__AIM OF THE EXERCISE__: Keep only the lines where "codifica" appears.

__RECORDED INFORMATION__:

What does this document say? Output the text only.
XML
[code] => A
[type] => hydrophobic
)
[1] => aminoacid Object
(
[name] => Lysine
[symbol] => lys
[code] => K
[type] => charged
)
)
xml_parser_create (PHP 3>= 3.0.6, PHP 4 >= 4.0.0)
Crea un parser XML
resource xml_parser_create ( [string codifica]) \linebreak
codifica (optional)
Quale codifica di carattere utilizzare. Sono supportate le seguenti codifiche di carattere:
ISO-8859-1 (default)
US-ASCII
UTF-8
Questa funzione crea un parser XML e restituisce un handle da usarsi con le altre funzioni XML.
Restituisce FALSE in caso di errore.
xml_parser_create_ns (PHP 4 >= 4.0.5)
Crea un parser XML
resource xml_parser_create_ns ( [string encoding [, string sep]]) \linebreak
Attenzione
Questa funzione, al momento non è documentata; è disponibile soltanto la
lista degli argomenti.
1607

__FULL OUTPUT__:
resource xml_parser_create ( [string codifica]) \linebreak
codifica (optional)
Quale codifica di carattere utilizzare. Sono supportate le seguenti codifiche di carattere:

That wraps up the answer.